[Stored items from a collection]
------------------------------------------------------------------------

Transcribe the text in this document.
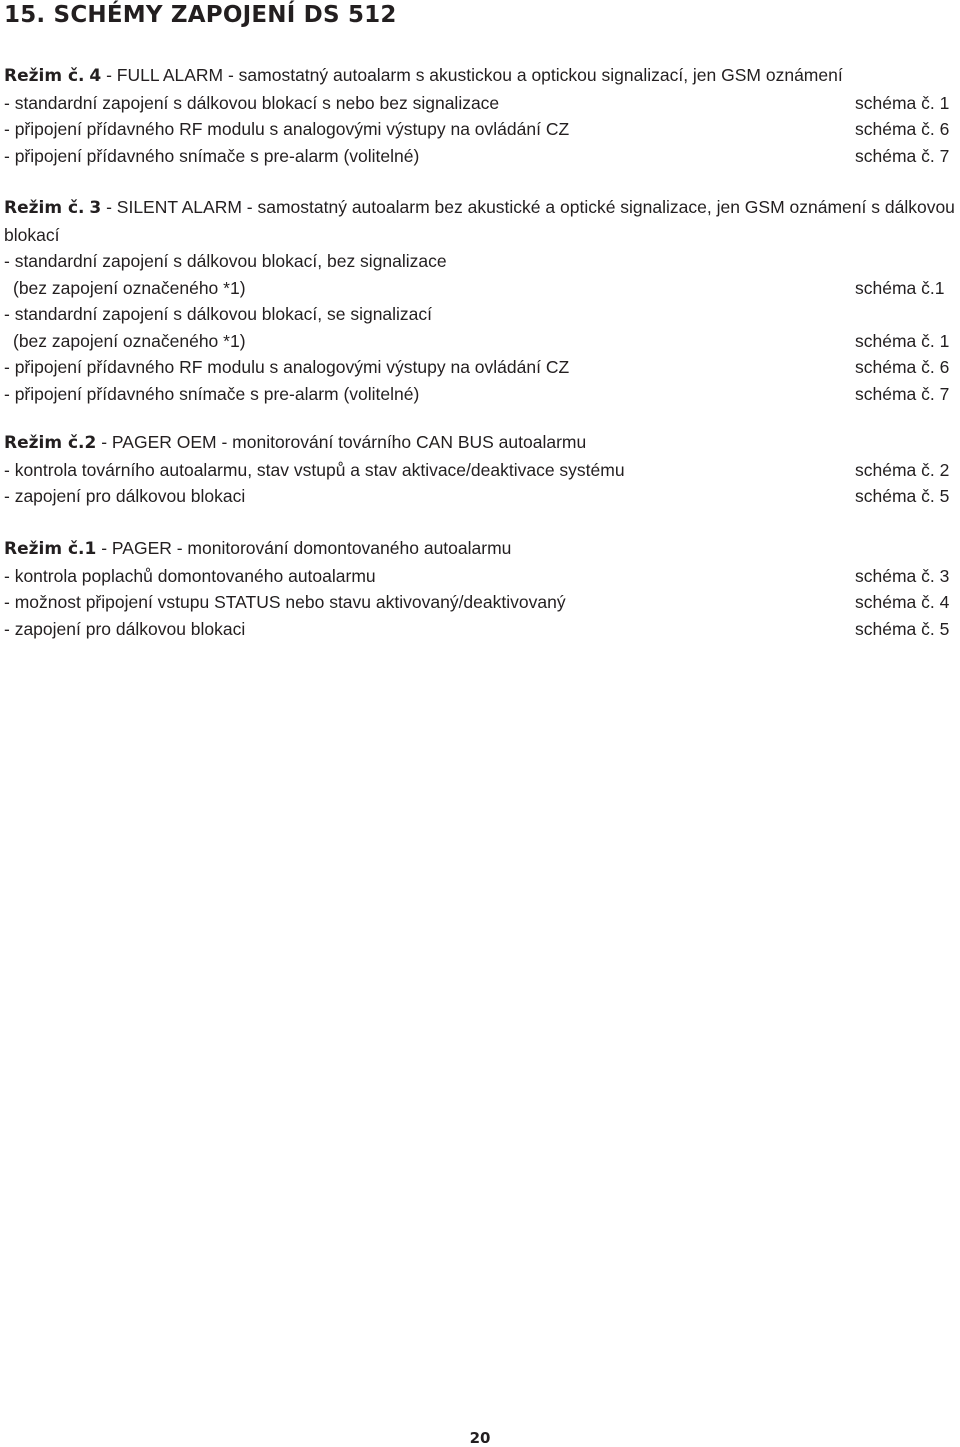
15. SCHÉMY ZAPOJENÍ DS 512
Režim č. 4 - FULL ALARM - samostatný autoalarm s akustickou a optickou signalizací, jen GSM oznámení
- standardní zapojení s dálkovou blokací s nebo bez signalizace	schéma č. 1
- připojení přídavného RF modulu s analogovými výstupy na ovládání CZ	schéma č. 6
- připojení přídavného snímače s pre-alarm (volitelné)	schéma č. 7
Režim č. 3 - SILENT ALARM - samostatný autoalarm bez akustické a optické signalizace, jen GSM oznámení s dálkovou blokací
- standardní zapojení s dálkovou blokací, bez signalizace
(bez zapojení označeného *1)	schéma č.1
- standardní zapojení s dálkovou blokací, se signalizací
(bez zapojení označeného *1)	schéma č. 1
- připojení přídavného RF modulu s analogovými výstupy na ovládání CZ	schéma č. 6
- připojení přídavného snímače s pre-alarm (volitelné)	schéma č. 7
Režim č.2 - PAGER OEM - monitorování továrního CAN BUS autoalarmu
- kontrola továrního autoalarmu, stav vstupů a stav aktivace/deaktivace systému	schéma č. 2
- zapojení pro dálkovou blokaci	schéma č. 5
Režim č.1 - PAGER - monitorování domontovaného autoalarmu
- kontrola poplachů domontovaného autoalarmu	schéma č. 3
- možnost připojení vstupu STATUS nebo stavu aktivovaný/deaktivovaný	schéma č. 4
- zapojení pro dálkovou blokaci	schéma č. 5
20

------------------------------------------------------------------------

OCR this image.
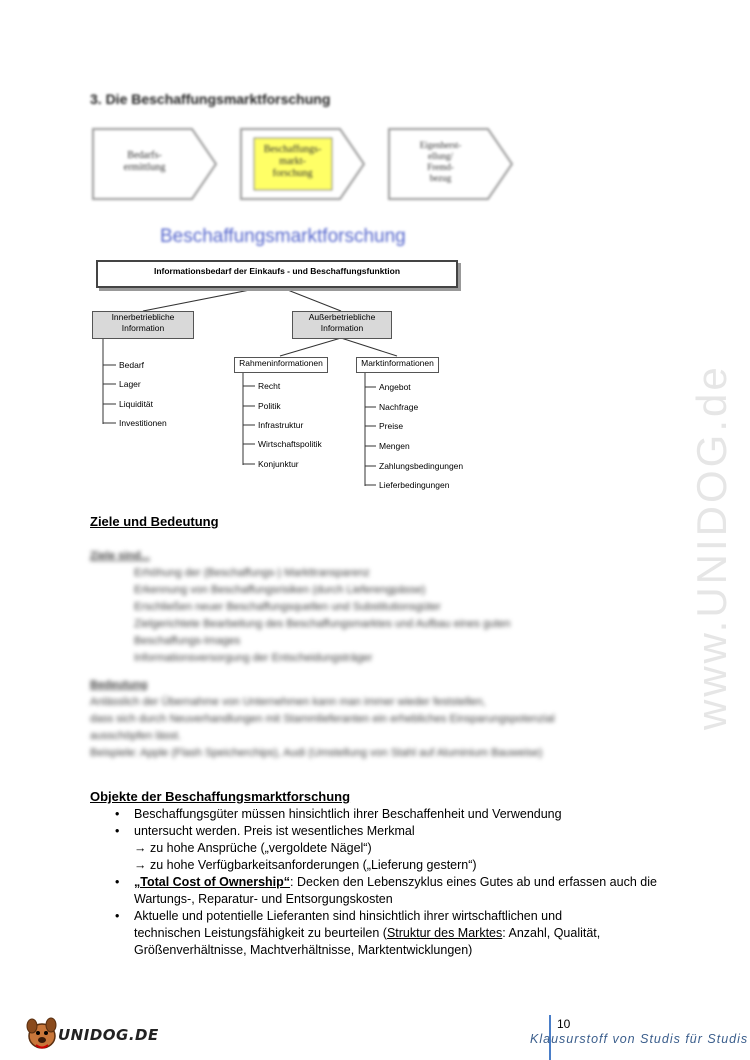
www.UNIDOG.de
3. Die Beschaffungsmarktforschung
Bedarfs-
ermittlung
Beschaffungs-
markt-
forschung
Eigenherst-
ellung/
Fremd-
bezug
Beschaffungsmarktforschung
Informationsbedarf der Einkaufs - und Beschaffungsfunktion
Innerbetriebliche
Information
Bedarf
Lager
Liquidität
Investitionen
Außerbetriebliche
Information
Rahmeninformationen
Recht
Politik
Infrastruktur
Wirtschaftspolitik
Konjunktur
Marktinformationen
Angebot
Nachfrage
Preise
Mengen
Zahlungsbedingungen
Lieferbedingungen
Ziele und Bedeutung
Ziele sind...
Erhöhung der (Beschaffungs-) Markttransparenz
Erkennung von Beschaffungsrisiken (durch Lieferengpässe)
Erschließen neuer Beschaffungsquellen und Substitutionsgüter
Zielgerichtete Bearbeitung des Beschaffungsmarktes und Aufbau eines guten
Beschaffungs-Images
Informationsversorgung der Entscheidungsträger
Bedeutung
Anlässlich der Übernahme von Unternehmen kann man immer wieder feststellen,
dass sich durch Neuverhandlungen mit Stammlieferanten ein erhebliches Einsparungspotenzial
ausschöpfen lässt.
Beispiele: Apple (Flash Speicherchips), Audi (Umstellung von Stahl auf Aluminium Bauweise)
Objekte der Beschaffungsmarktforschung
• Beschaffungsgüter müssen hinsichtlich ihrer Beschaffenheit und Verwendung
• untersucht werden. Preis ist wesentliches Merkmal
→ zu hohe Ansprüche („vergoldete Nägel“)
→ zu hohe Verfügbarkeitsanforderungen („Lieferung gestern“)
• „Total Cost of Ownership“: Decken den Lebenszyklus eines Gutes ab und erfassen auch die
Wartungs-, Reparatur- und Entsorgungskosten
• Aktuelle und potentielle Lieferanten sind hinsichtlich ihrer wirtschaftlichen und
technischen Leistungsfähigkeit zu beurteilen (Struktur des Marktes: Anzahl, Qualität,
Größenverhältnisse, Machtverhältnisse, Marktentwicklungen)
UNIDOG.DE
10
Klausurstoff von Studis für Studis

------------------------------------------------------------------------

Aim of the task :: Tally up how many lines in the preceding listing contain the word "autoalarmu". Give nothing but the number.

Written solution :: 4